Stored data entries
########

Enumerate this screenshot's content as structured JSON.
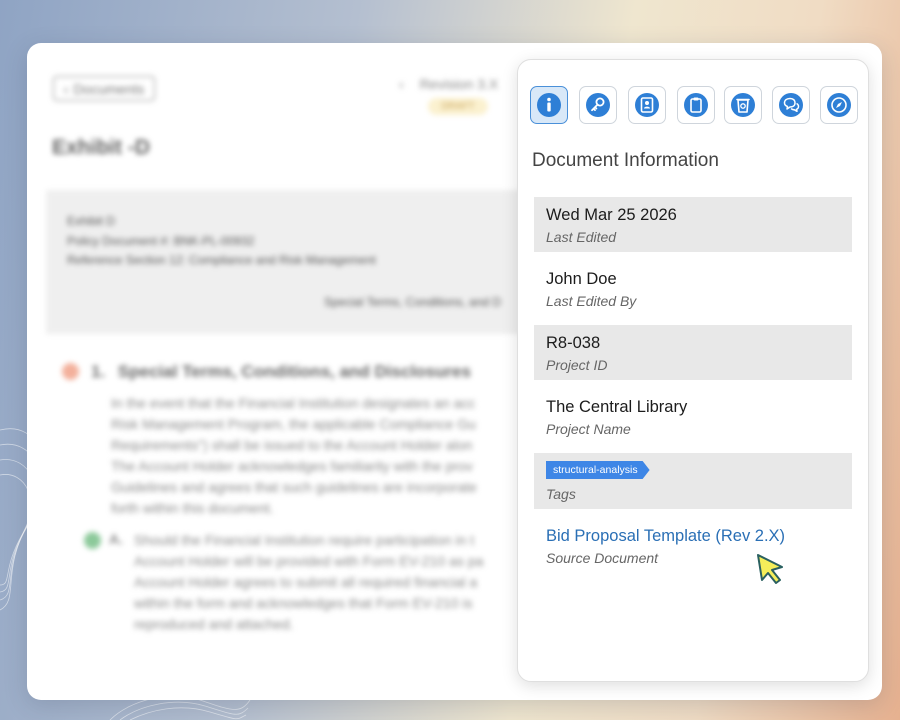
{
  "document": {
    "back_label": "Documents",
    "revision": "Revision 3.X",
    "status": "DRAFT",
    "title": "Exhibit -D",
    "header_lines": [
      "Exhibit D",
      "Policy Document #: BNK-PL-00932",
      "Reference Section 12: Compliance and Risk Management"
    ],
    "header_center": "Special Terms, Conditions, and D",
    "section_number": "1.",
    "section_title": "Special Terms, Conditions, and Disclosures",
    "section_body": "In the event that the Financial Institution designates an acc\nRisk Management Program, the applicable Compliance Gu\nRequirements\") shall be issued to the Account Holder alon\nThe Account Holder acknowledges familiarity with the prov\nGuidelines and agrees that such guidelines are incorporate\nforth within this document.",
    "sub_label": "A.",
    "sub_body": "Should the Financial Institution require participation in t\nAccount Holder will be provided with Form EV-210 as pa\nAccount Holder agrees to submit all required financial a\nwithin the form and acknowledges that Form EV-210 is\nreproduced and attached."
  },
  "panel": {
    "title": "Document Information",
    "icons": [
      "info-icon",
      "key-icon",
      "id-card-icon",
      "clipboard-icon",
      "trash-icon",
      "chat-icon",
      "compass-icon"
    ],
    "fields": [
      {
        "value": "Wed Mar 25 2026",
        "label": "Last Edited"
      },
      {
        "value": "John Doe",
        "label": "Last Edited By"
      },
      {
        "value": "R8-038",
        "label": "Project ID"
      },
      {
        "value": "The Central Library",
        "label": "Project Name"
      },
      {
        "tag": "structural-analysis",
        "label": "Tags"
      },
      {
        "value": "Bid Proposal Template (Rev 2.X)",
        "label": "Source Document"
      }
    ]
  },
  "colors": {
    "accent": "#2a6fb5",
    "icon_blue": "#2e7fd6",
    "tag_bg": "#3e86e6",
    "active_icon_bg": "#d8e8f8",
    "cursor_fill": "#f4ee5a"
  }
}
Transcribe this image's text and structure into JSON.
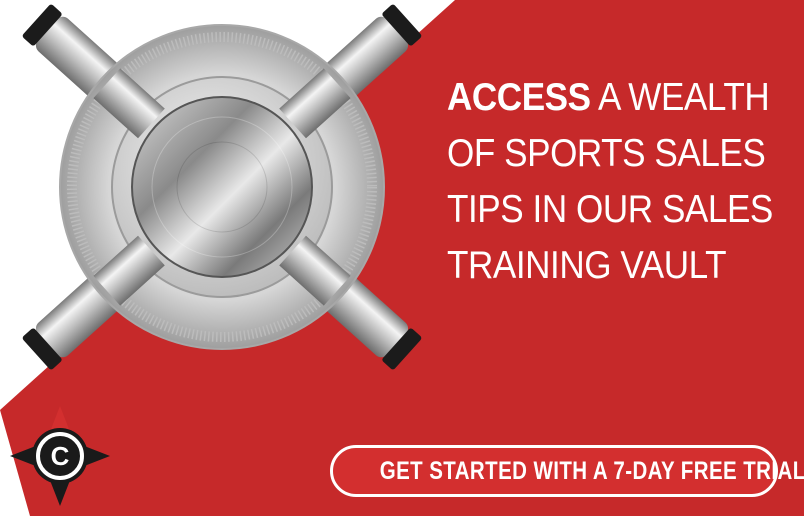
{
  "headline": {
    "emphasis": "ACCESS",
    "line1_rest": "A WEALTH",
    "line2": "OF SPORTS SALES",
    "line3": "TIPS IN OUR SALES",
    "line4": "TRAINING VAULT"
  },
  "cta": {
    "label": "GET STARTED WITH A 7-DAY FREE TRIAL"
  },
  "logo": {
    "letter": "C"
  },
  "colors": {
    "brand_red": "#c6292a",
    "white": "#ffffff",
    "steel": "#c9c9c9",
    "dark": "#1a1a1a"
  },
  "icons": {
    "vault": "vault-door-icon",
    "logo": "compass-logo-icon"
  }
}
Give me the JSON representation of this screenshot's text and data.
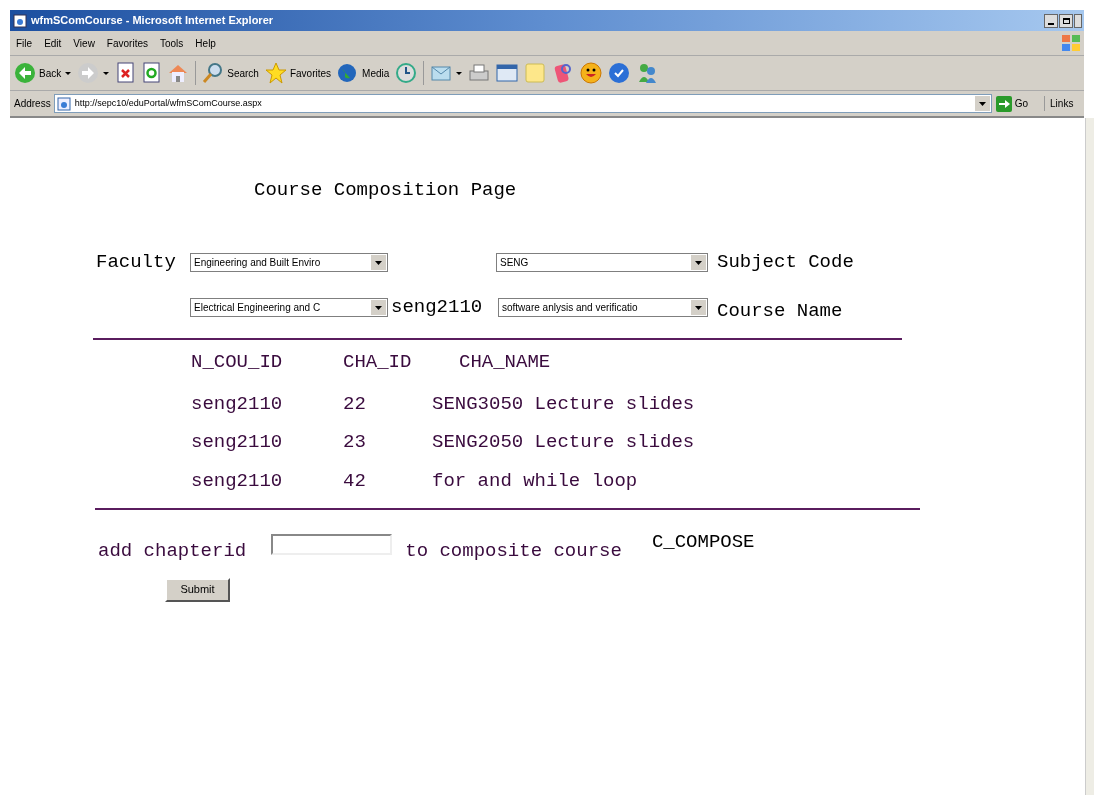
{
  "window": {
    "title": "wfmSComCourse - Microsoft Internet Explorer"
  },
  "menu": [
    "File",
    "Edit",
    "View",
    "Favorites",
    "Tools",
    "Help"
  ],
  "toolbar": [
    {
      "kind": "back",
      "label": "Back"
    },
    {
      "kind": "forward"
    },
    {
      "kind": "stop"
    },
    {
      "kind": "refresh"
    },
    {
      "kind": "home"
    },
    {
      "kind": "search",
      "label": "Search"
    },
    {
      "kind": "favorites",
      "label": "Favorites"
    },
    {
      "kind": "media",
      "label": "Media"
    },
    {
      "kind": "history"
    },
    {
      "kind": "mail"
    },
    {
      "kind": "print"
    },
    {
      "kind": "edit"
    },
    {
      "kind": "note"
    },
    {
      "kind": "discuss"
    },
    {
      "kind": "smiley"
    },
    {
      "kind": "globe"
    },
    {
      "kind": "messenger"
    }
  ],
  "address": {
    "label": "Address",
    "url": "http://sepc10/eduPortal/wfmSComCourse.aspx",
    "go": "Go",
    "links": "Links"
  },
  "page": {
    "title": "Course Composition Page",
    "faculty_label": "Faculty",
    "faculty_select": "Engineering and Built Enviro",
    "subject_select": "SENG",
    "subject_label": "Subject Code",
    "school_select": "Electrical Engineering and C",
    "course_id": "seng2110",
    "course_select": "software anlysis and verificatio",
    "course_label": "Course Name",
    "table": {
      "columns": [
        "N_COU_ID",
        "CHA_ID",
        "CHA_NAME"
      ],
      "rows": [
        [
          "seng2110",
          "22",
          "SENG3050 Lecture slides"
        ],
        [
          "seng2110",
          "23",
          "SENG2050 Lecture slides"
        ],
        [
          "seng2110",
          "42",
          "for and while loop"
        ]
      ]
    },
    "add_label": "add chapterid",
    "add_suffix": "to composite course",
    "composite_name": "C_COMPOSE",
    "submit": "Submit"
  }
}
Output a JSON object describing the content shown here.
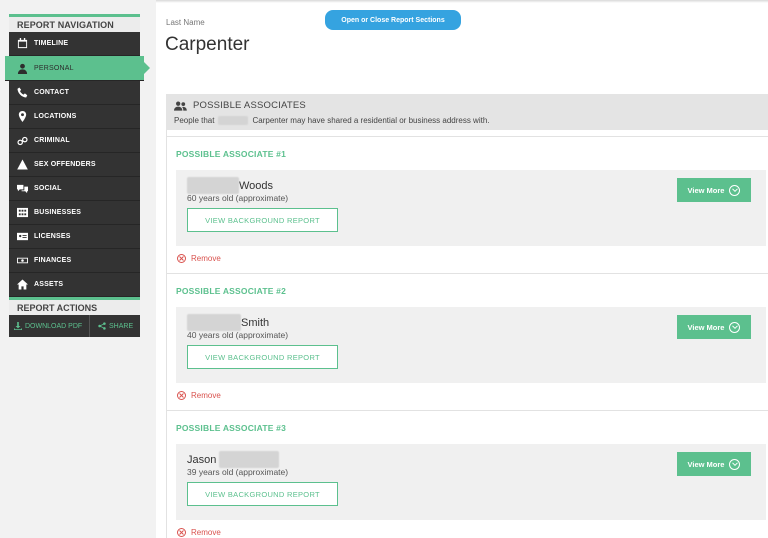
{
  "sidebar": {
    "nav_header": "REPORT NAVIGATION",
    "items": [
      {
        "label": "TIMELINE",
        "icon": "calendar-icon"
      },
      {
        "label": "PERSONAL",
        "icon": "person-icon"
      },
      {
        "label": "CONTACT",
        "icon": "phone-icon"
      },
      {
        "label": "LOCATIONS",
        "icon": "map-pin-icon"
      },
      {
        "label": "CRIMINAL",
        "icon": "handcuffs-icon"
      },
      {
        "label": "SEX OFFENDERS",
        "icon": "warning-icon"
      },
      {
        "label": "SOCIAL",
        "icon": "chat-icon"
      },
      {
        "label": "BUSINESSES",
        "icon": "building-icon"
      },
      {
        "label": "LICENSES",
        "icon": "id-card-icon"
      },
      {
        "label": "FINANCES",
        "icon": "money-icon"
      },
      {
        "label": "ASSETS",
        "icon": "home-icon"
      }
    ],
    "active_item": "PERSONAL",
    "actions_header": "REPORT ACTIONS",
    "download_label": "DOWNLOAD PDF",
    "share_label": "SHARE"
  },
  "header": {
    "last_name_label": "Last Name",
    "last_name_value": "Carpenter",
    "sections_button": "Open or Close Report Sections"
  },
  "associates": {
    "title": "POSSIBLE ASSOCIATES",
    "desc_before": "People that",
    "desc_after": "Carpenter may have shared a residential or business address with.",
    "cards": [
      {
        "title": "POSSIBLE ASSOCIATE #1",
        "name_visible": "Woods",
        "name_blur": "first",
        "age": "60 years old (approximate)",
        "report_button": "VIEW BACKGROUND REPORT",
        "view_more": "View More",
        "remove": "Remove"
      },
      {
        "title": "POSSIBLE ASSOCIATE #2",
        "name_visible": "Smith",
        "name_blur": "first",
        "age": "40 years old (approximate)",
        "report_button": "VIEW BACKGROUND REPORT",
        "view_more": "View More",
        "remove": "Remove"
      },
      {
        "title": "POSSIBLE ASSOCIATE #3",
        "name_visible": "Jason",
        "name_blur": "last",
        "age": "39 years old (approximate)",
        "report_button": "VIEW BACKGROUND REPORT",
        "view_more": "View More",
        "remove": "Remove"
      }
    ]
  },
  "colors": {
    "accent_green": "#5cc08e",
    "button_blue": "#35a3e0",
    "sidebar_dark": "#333333",
    "remove_red": "#d9534f"
  }
}
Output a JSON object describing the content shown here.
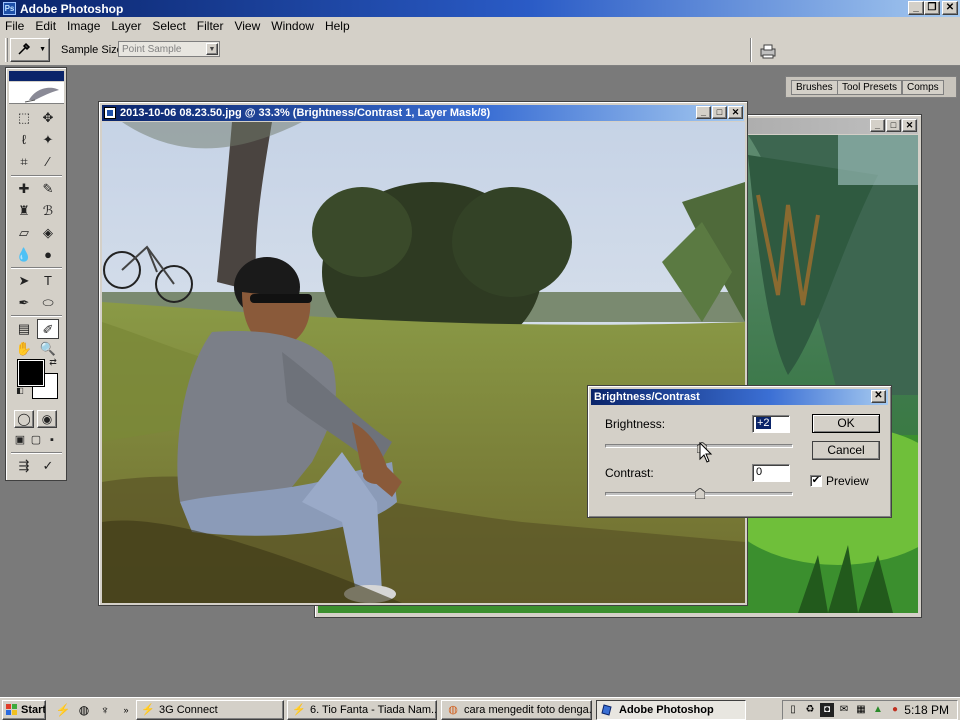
{
  "app": {
    "title": "Adobe Photoshop"
  },
  "menu": [
    "File",
    "Edit",
    "Image",
    "Layer",
    "Select",
    "Filter",
    "View",
    "Window",
    "Help"
  ],
  "options": {
    "sample_size_label": "Sample Size:",
    "sample_size_value": "Point Sample"
  },
  "palette_well": {
    "tabs": [
      "Brushes",
      "Tool Presets",
      "Comps"
    ]
  },
  "document_main": {
    "title": "2013-10-06 08.23.50.jpg @ 33.3% (Brightness/Contrast 1, Layer Mask/8)"
  },
  "dialog": {
    "title": "Brightness/Contrast",
    "brightness_label": "Brightness:",
    "brightness_value": "+2",
    "brightness_level": 2,
    "contrast_label": "Contrast:",
    "contrast_value": "0",
    "contrast_level": 0,
    "ok": "OK",
    "cancel": "Cancel",
    "preview_label": "Preview",
    "preview_checked": true
  },
  "taskbar": {
    "start": "Start",
    "buttons": [
      {
        "label": "3G Connect",
        "icon": "3g-icon"
      },
      {
        "label": "6. Tio Fanta - Tiada Nam...",
        "icon": "winamp-icon"
      },
      {
        "label": "cara mengedit foto denga...",
        "icon": "firefox-icon"
      },
      {
        "label": "Adobe Photoshop",
        "icon": "photoshop-icon"
      }
    ],
    "clock": "5:18 PM"
  },
  "colors": {
    "title_active": "#0a246a",
    "face": "#d4d0c8",
    "workspace": "#7a7a7a"
  }
}
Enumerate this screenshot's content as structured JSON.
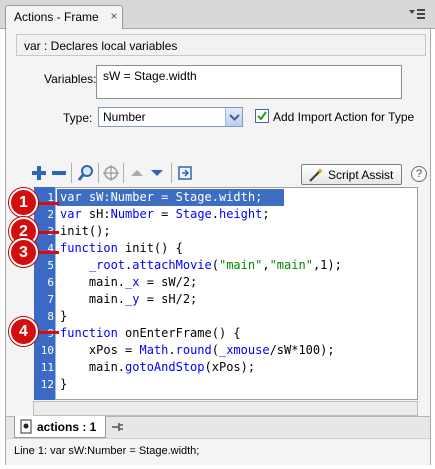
{
  "window": {
    "tab_title": "Actions - Frame",
    "close_glyph": "×"
  },
  "description": "var : Declares local variables",
  "variables": {
    "label": "Variables:",
    "value": "sW = Stage.width"
  },
  "type": {
    "label": "Type:",
    "selected": "Number"
  },
  "import_action": {
    "label": "Add Import Action for Type",
    "checked": true
  },
  "toolbar": {
    "icons": [
      "add-icon",
      "remove-icon",
      "find-icon",
      "target-icon",
      "move-up-icon",
      "move-down-icon",
      "apply-icon"
    ],
    "script_assist_label": "Script Assist",
    "help_glyph": "?"
  },
  "editor": {
    "line_numbers": [
      "1",
      "2",
      "3",
      "4",
      "5",
      "6",
      "7",
      "8",
      "9",
      "10",
      "11",
      "12"
    ],
    "current_line": 1,
    "lines": [
      "var sW:Number = Stage.width;",
      "var sH:Number = Stage.height;",
      "init();",
      "function init() {",
      "    _root.attachMovie(\"main\",\"main\",1);",
      "    main._x = sW/2;",
      "    main._y = sH/2;",
      "}",
      "function onEnterFrame() {",
      "    xPos = Math.round(_xmouse/sW*100);",
      "    main.gotoAndStop(xPos);",
      "}"
    ]
  },
  "markers": [
    "1",
    "2",
    "3",
    "4"
  ],
  "bottom_tab": {
    "label": "actions : 1"
  },
  "status": "Line 1: var sW:Number = Stage.width;",
  "colors": {
    "marker": "#d40d0d",
    "gutter": "#3b6ac4",
    "keyword": "#0000ff",
    "string": "#008a00"
  }
}
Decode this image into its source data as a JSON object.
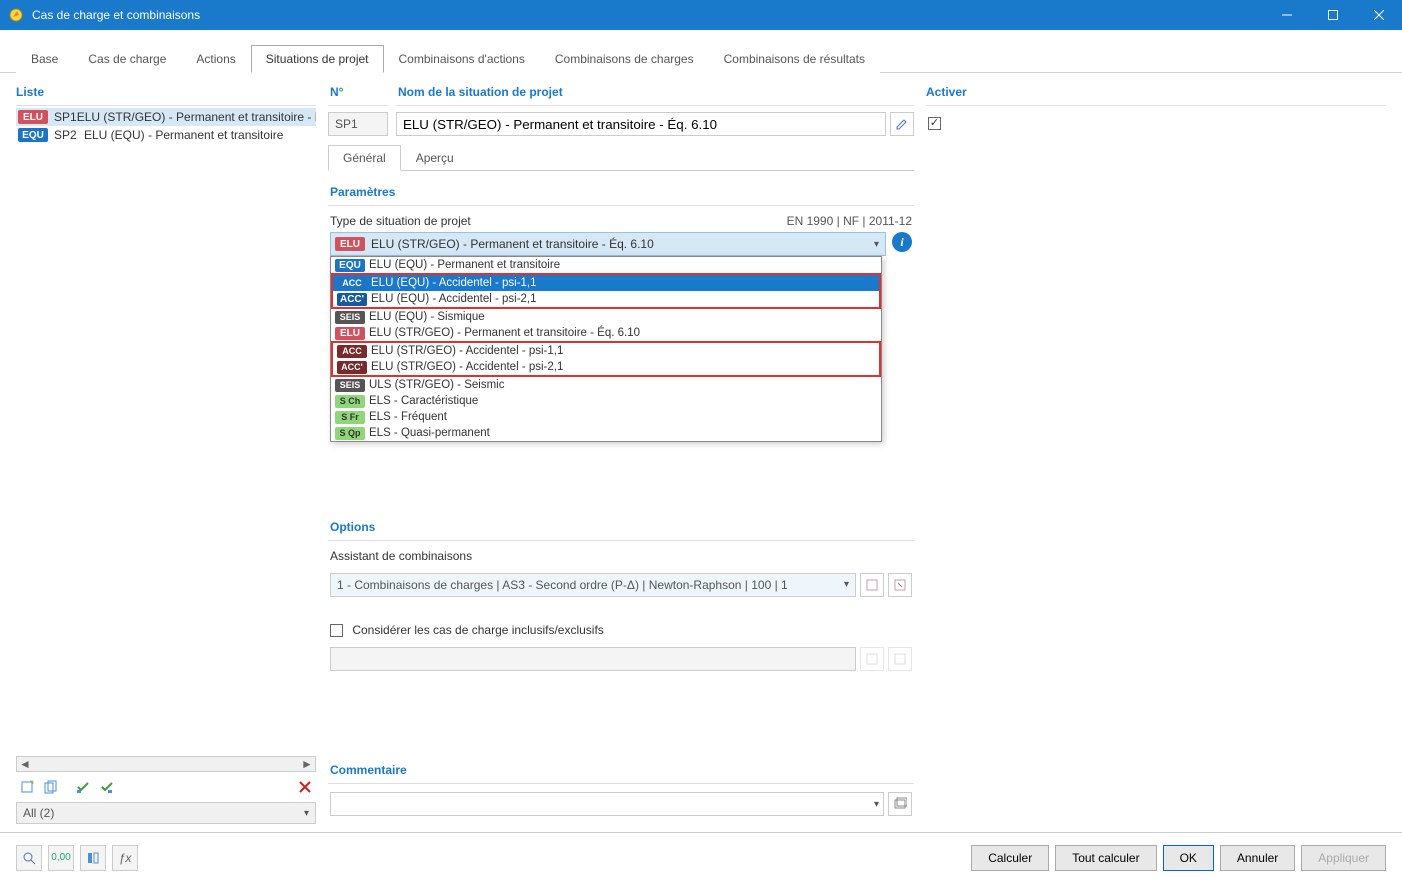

########

▸ **Exercise**:
Find the lines containing "Holder" and list every one of them.

▸ **Written answer**:
    "section_body": "In the event that the Financial Institution designates an acc\nRisk Management Program, the applicable Compliance Gu\nRequirements\") shall be issued to the Account Holder alon\nThe Account Holder acknowledges familiarity with the prov\nGuidelines and agrees that such guidelines are incorporate\nforth within this document.",
    "sub_body": "Should the Financial Institution require participation in t\nAccount Holder will be provided with Form EV-210 as pa\nAccount Holder agrees to submit all required financial a\nwithin the form and acknowledges that Form EV-210 is\nreproduced and attached."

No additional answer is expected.